The matter was heard, and an order was entered, dismissing the petition. An appeal was allowed, and the court of appeals of the District affirmed the judgment. 20 App. D. C. 576. By writ of error the cause was then brought to this court.

Mr. R. S. Tharin argued the cause, and, with Mr. A. E. L. Leckie, filed a brief for plaintiff in error.

Assistant Attorney General McReynolds submitted the cause for defendant in error.

Mr. Justice White, after making the foregoing statement, delivered the opinion of the court:

The relief demanded was denied by the [375 court below substantially *upon the ground that no legal duty rested upon the defendant to do the act the performance of which it was the purpose of the proceeding to coerce, because such act concerned the political department of the government, involving solely the exercise of official discretion, which was not subject to judicial control. Without intimating in the slightest degree that the dismissal was not justified upon the ground referred to, we are compelled to dispose of the case upon the objection made to the want of jurisdiction in this court to entertain the writ of error.

# [DATASET CONTENT]
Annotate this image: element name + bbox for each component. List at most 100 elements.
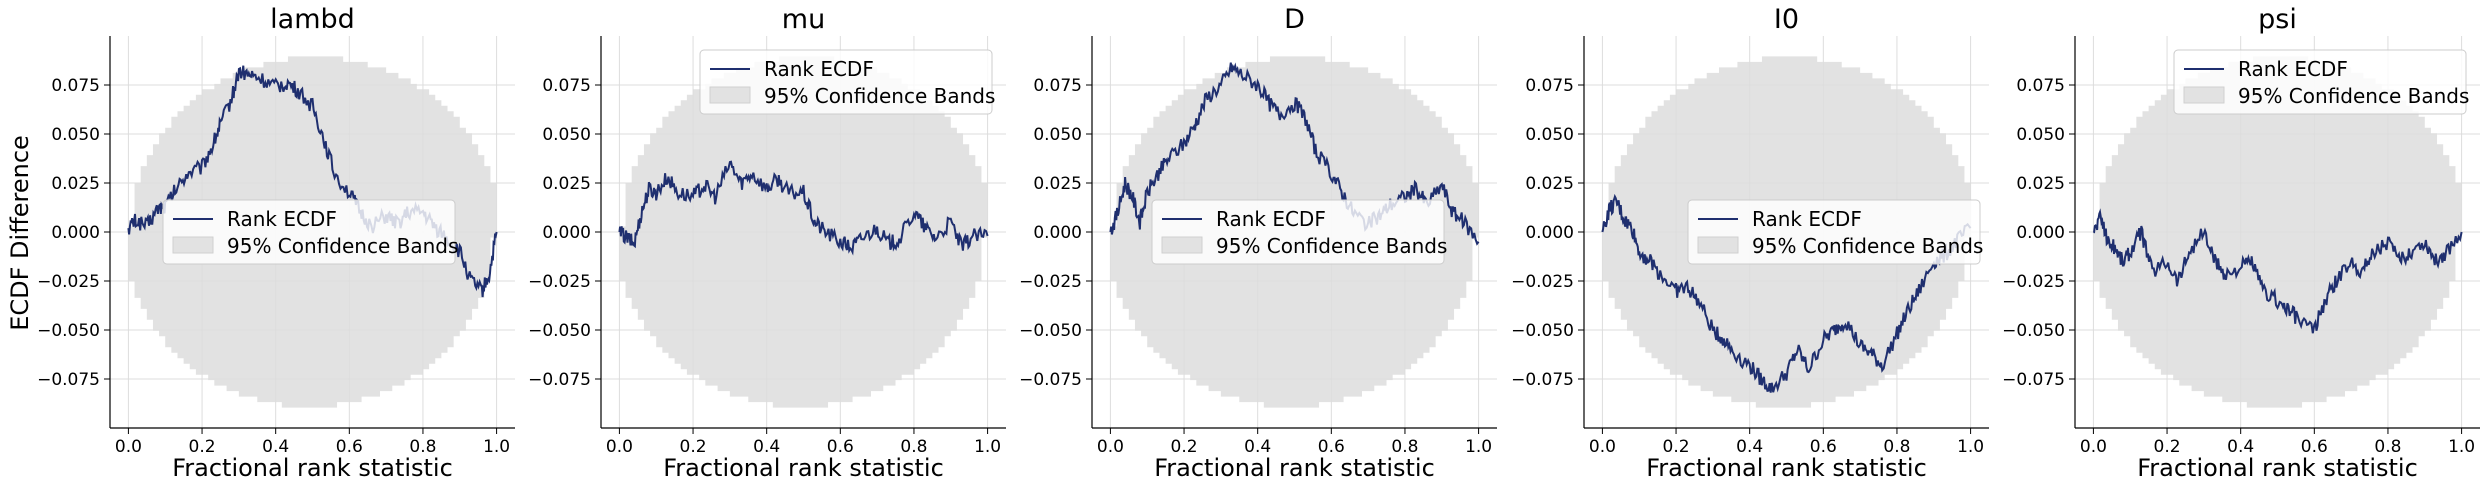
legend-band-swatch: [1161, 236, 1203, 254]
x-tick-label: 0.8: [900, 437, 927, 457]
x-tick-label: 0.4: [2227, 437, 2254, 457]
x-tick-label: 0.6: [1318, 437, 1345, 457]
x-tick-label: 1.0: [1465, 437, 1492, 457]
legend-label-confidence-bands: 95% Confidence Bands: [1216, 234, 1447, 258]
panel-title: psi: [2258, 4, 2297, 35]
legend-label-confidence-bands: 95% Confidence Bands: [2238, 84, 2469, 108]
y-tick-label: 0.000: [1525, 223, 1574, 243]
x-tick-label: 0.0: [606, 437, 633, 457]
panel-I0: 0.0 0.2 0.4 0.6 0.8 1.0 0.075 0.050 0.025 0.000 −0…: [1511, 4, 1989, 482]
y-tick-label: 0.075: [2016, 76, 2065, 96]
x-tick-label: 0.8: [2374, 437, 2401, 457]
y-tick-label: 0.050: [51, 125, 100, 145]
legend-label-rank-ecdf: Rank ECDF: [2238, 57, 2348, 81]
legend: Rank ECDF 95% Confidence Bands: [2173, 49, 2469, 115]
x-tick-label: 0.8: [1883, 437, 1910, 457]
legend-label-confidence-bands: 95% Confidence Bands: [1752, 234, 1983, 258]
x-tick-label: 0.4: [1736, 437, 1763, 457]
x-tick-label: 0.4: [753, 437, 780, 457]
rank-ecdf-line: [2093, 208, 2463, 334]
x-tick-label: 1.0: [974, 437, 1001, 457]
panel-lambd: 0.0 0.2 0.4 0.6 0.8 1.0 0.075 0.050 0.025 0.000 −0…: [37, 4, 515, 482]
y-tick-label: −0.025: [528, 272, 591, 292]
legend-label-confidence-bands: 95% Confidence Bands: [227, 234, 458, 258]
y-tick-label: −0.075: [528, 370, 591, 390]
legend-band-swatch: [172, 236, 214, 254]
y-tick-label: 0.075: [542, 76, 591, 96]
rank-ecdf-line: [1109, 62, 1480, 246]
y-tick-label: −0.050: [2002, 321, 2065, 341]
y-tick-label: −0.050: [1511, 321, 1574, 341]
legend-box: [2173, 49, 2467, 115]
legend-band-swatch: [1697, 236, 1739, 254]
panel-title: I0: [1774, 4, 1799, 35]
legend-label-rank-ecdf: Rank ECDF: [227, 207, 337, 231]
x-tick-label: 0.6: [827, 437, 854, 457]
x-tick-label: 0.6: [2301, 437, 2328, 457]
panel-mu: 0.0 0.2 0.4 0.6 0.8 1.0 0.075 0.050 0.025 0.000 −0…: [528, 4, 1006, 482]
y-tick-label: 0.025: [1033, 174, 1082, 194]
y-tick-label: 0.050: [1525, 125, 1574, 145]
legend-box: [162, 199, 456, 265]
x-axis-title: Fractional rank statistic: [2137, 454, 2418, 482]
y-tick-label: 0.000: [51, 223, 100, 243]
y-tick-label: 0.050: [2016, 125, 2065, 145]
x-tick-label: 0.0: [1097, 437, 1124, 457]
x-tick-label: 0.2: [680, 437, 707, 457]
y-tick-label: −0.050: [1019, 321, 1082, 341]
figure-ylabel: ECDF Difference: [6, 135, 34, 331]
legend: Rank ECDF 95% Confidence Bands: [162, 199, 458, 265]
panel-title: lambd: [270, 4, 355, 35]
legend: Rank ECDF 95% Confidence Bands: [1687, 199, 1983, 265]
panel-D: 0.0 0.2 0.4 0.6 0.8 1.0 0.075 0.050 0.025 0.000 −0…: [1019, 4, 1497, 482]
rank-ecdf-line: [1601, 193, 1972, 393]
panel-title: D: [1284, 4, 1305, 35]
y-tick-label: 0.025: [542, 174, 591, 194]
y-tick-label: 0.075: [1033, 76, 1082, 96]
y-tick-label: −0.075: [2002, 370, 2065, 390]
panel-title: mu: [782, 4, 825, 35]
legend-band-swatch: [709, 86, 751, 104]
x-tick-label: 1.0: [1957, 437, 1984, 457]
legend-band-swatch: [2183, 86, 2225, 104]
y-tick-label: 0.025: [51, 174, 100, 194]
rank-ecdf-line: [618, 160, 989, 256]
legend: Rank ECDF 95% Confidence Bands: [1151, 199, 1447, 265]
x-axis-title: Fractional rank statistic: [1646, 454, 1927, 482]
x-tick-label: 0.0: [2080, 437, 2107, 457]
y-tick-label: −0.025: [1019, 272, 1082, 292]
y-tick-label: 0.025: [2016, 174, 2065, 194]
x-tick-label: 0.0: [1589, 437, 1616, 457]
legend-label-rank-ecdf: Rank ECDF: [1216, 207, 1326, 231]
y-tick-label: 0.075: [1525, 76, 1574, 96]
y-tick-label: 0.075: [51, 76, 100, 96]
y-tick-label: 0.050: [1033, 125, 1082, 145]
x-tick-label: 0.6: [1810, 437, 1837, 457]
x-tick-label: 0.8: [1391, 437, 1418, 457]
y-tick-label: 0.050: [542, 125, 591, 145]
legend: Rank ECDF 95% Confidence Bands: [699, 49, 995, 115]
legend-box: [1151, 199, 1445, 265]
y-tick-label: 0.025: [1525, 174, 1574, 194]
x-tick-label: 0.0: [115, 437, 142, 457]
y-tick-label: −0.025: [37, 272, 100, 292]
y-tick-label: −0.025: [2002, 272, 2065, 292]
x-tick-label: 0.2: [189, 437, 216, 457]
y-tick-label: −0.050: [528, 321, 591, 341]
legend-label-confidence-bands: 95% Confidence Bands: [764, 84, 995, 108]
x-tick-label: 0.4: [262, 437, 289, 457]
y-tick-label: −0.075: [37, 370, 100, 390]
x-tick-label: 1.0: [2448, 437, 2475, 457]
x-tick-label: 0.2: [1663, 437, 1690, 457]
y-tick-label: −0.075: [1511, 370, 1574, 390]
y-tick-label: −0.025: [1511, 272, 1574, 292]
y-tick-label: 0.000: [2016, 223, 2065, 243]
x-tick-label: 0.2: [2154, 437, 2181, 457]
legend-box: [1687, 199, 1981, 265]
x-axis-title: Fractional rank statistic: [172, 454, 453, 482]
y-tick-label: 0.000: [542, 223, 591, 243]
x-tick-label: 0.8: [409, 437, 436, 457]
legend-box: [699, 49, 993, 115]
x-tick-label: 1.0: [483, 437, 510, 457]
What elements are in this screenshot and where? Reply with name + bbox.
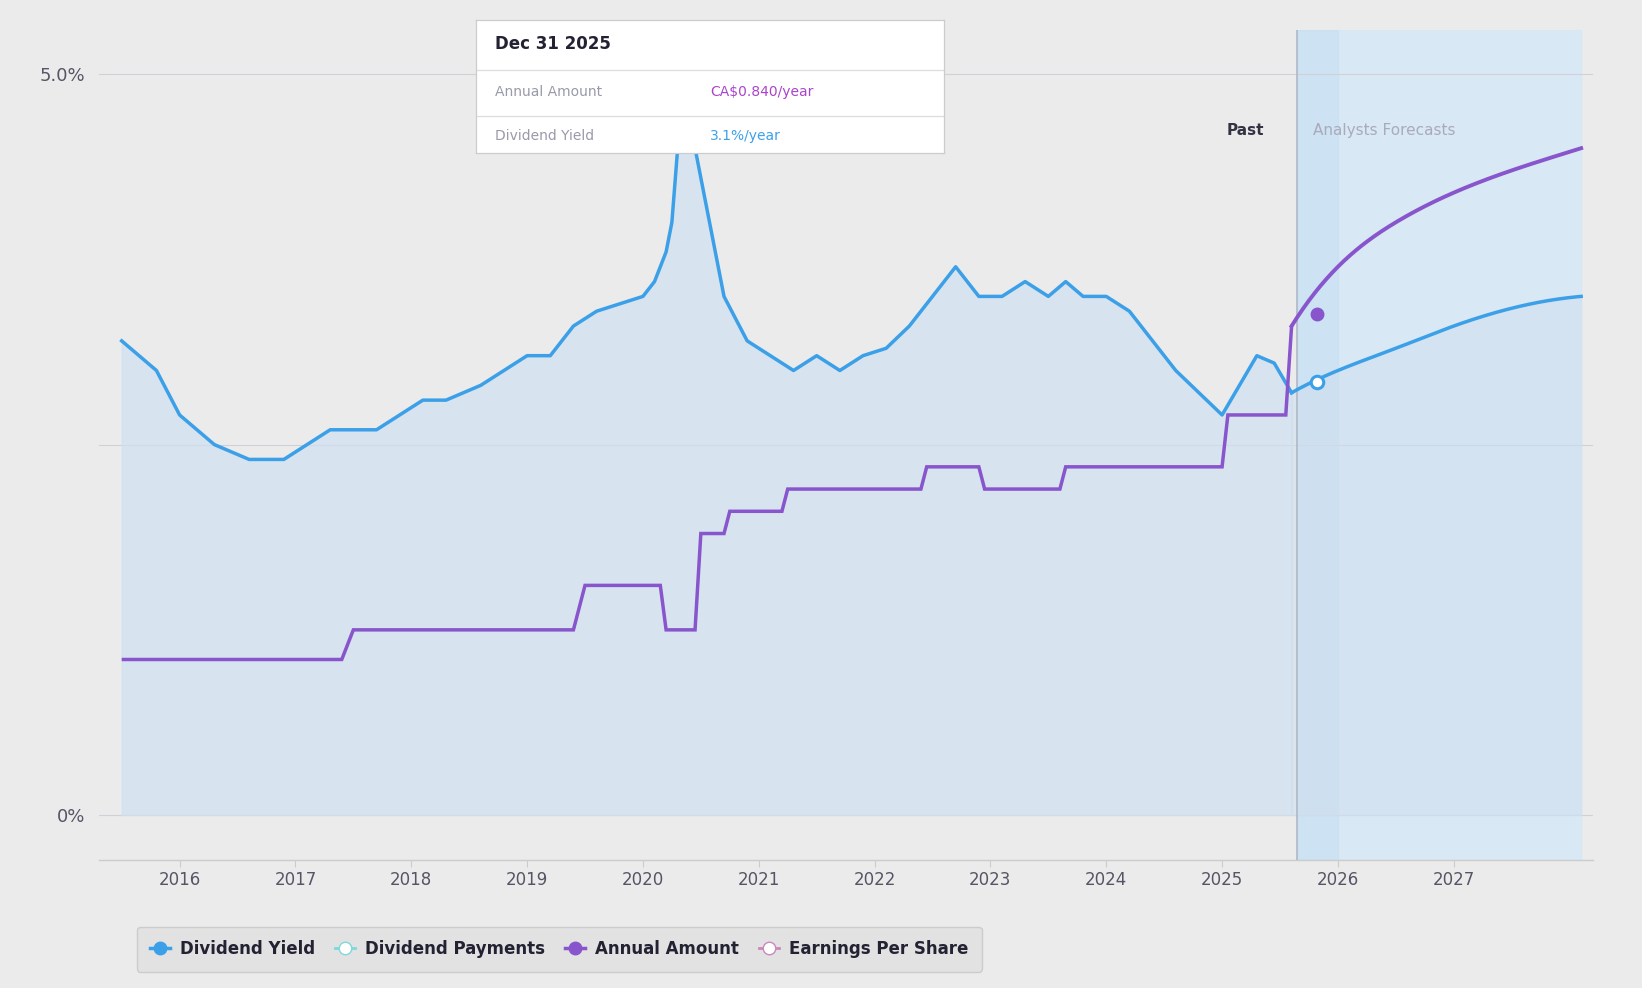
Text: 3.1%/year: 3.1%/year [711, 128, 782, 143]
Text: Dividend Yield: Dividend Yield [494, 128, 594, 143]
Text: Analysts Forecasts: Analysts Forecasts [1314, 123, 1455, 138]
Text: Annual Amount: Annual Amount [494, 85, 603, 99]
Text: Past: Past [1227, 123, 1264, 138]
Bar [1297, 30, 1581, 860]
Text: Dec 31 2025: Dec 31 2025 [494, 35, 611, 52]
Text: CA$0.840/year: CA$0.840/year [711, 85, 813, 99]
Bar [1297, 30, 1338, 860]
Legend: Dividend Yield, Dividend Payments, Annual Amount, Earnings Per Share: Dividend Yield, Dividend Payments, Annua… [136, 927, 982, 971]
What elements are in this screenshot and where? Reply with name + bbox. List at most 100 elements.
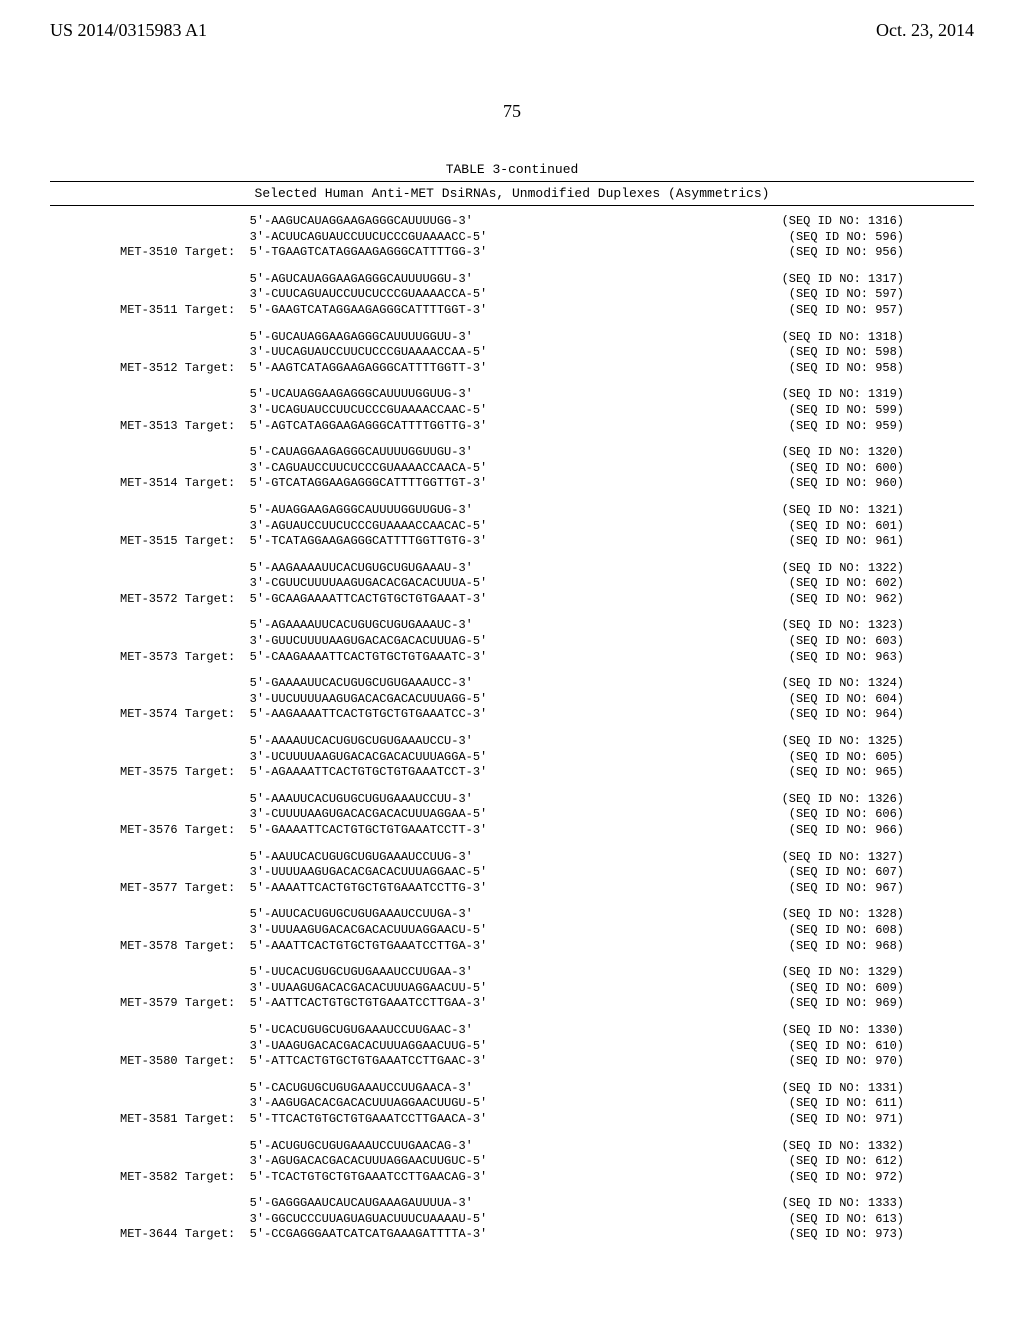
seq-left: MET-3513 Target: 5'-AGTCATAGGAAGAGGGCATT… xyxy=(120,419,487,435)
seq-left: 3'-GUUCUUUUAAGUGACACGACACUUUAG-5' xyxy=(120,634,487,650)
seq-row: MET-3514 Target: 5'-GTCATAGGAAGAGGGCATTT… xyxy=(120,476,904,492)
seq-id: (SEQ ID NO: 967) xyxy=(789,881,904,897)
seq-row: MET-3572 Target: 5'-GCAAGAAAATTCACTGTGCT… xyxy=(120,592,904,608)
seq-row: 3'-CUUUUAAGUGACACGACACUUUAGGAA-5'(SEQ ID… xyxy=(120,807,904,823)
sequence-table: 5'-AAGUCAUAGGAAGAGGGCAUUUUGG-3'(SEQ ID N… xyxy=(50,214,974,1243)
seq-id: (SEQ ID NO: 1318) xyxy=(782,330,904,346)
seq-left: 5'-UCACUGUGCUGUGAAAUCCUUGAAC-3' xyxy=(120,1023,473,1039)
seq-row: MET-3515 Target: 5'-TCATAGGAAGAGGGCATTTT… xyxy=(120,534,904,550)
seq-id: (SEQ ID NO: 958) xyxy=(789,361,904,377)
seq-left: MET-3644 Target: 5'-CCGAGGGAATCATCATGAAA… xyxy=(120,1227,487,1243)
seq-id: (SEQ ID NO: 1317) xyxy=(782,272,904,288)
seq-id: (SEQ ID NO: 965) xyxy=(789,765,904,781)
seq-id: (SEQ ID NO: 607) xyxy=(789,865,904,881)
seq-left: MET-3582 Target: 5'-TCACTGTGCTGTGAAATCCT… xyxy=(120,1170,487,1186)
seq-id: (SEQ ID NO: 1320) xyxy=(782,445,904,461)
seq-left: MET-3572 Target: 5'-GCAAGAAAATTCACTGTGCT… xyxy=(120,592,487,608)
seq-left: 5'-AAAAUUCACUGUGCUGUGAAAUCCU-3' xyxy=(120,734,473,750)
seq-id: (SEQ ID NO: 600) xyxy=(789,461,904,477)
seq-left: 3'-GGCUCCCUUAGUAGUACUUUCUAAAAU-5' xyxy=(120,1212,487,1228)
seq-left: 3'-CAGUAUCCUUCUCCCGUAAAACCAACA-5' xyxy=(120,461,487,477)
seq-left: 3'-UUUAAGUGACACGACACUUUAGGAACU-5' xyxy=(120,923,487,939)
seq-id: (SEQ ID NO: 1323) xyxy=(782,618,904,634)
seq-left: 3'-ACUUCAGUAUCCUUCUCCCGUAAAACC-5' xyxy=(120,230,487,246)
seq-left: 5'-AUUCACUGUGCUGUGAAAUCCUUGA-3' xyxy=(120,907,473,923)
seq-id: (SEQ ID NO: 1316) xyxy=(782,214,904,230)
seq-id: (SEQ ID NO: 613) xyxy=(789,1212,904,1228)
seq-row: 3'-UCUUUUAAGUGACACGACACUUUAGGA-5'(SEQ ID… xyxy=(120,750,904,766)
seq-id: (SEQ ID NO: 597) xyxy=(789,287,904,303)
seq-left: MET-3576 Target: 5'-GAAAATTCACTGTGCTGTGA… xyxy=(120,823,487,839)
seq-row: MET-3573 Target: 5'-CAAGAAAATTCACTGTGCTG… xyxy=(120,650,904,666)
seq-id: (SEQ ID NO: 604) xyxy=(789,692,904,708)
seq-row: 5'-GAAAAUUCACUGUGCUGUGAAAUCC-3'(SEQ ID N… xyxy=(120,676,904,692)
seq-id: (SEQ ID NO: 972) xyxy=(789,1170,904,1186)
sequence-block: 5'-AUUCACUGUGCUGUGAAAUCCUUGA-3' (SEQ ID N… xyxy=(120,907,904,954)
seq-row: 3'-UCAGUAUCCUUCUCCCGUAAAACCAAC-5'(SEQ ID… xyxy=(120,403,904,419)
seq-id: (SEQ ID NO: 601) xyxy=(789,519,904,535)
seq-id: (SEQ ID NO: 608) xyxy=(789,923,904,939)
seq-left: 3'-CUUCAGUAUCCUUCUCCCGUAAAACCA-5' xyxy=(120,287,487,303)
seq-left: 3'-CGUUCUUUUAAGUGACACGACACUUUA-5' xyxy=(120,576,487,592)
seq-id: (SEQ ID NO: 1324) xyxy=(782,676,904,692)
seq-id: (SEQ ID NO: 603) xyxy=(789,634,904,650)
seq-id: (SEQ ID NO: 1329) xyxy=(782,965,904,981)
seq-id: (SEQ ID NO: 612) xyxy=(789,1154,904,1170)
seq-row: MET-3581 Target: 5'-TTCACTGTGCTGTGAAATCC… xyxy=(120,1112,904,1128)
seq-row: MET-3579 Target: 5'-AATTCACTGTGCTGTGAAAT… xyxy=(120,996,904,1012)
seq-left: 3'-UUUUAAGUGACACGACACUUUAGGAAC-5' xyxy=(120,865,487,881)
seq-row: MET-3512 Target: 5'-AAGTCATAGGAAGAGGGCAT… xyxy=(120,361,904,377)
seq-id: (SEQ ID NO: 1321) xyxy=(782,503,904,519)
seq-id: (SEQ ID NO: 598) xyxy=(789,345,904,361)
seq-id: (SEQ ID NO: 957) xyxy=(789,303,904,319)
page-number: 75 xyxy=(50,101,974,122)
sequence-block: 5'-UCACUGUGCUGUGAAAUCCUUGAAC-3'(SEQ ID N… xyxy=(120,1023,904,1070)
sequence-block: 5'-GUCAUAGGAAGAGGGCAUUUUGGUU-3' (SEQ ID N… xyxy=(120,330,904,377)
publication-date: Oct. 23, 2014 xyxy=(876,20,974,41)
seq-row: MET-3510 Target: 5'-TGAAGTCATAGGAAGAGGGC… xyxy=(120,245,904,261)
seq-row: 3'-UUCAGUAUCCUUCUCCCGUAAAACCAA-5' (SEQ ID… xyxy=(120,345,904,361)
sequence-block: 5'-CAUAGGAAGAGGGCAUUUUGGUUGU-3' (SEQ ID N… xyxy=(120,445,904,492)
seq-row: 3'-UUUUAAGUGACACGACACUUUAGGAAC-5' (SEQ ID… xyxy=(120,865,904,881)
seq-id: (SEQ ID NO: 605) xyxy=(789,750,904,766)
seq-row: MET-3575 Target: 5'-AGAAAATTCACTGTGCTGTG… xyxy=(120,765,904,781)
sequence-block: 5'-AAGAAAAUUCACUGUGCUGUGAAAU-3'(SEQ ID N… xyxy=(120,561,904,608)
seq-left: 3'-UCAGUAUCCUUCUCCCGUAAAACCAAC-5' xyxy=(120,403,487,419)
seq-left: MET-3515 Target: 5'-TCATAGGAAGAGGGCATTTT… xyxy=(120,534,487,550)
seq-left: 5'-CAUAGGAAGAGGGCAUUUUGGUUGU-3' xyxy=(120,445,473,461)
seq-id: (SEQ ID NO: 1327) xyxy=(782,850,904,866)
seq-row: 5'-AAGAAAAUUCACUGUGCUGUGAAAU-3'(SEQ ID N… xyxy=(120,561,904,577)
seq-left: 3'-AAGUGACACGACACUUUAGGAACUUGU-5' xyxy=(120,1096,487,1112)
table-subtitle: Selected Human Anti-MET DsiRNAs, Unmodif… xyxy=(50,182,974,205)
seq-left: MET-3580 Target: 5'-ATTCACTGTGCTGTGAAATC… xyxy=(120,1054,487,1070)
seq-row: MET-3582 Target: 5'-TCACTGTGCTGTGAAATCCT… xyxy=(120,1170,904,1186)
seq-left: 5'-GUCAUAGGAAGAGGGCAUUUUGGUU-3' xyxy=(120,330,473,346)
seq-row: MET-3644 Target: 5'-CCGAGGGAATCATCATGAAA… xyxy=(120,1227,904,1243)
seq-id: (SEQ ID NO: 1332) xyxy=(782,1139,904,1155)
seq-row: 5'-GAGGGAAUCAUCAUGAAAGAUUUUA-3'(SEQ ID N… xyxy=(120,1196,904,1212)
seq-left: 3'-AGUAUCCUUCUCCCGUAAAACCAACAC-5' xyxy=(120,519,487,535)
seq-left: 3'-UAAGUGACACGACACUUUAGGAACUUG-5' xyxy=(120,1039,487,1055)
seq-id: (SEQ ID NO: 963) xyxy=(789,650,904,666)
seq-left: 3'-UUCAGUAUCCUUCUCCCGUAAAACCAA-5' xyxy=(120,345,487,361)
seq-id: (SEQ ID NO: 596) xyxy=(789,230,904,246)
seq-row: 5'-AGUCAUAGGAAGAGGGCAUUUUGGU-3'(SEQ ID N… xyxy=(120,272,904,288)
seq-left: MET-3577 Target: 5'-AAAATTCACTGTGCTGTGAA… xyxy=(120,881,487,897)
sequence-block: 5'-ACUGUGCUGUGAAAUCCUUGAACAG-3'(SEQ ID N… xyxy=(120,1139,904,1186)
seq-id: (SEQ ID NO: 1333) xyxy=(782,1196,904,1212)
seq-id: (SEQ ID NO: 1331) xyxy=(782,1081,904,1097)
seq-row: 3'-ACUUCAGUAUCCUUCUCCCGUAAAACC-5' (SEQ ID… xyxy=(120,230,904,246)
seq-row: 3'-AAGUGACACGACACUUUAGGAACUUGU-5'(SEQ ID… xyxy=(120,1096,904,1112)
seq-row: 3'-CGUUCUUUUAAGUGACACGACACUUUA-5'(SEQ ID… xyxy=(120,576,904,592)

# [INSTRUCTIONS FOR THE TASK]
Rewrite the court opinion excerpt from the words containing "Mr. R. S. Tharin" through "defendant in error.", putting "memorandum" in place of "brief".

# [OUTPUT FOR THIS TASK]
Mr. R. S. Tharin argued the cause, and, with Mr. A. E. L. Leckie, filed a memorandum for plaintiff in error.

Assistant Attorney General McReynolds submitted the cause for defendant in error.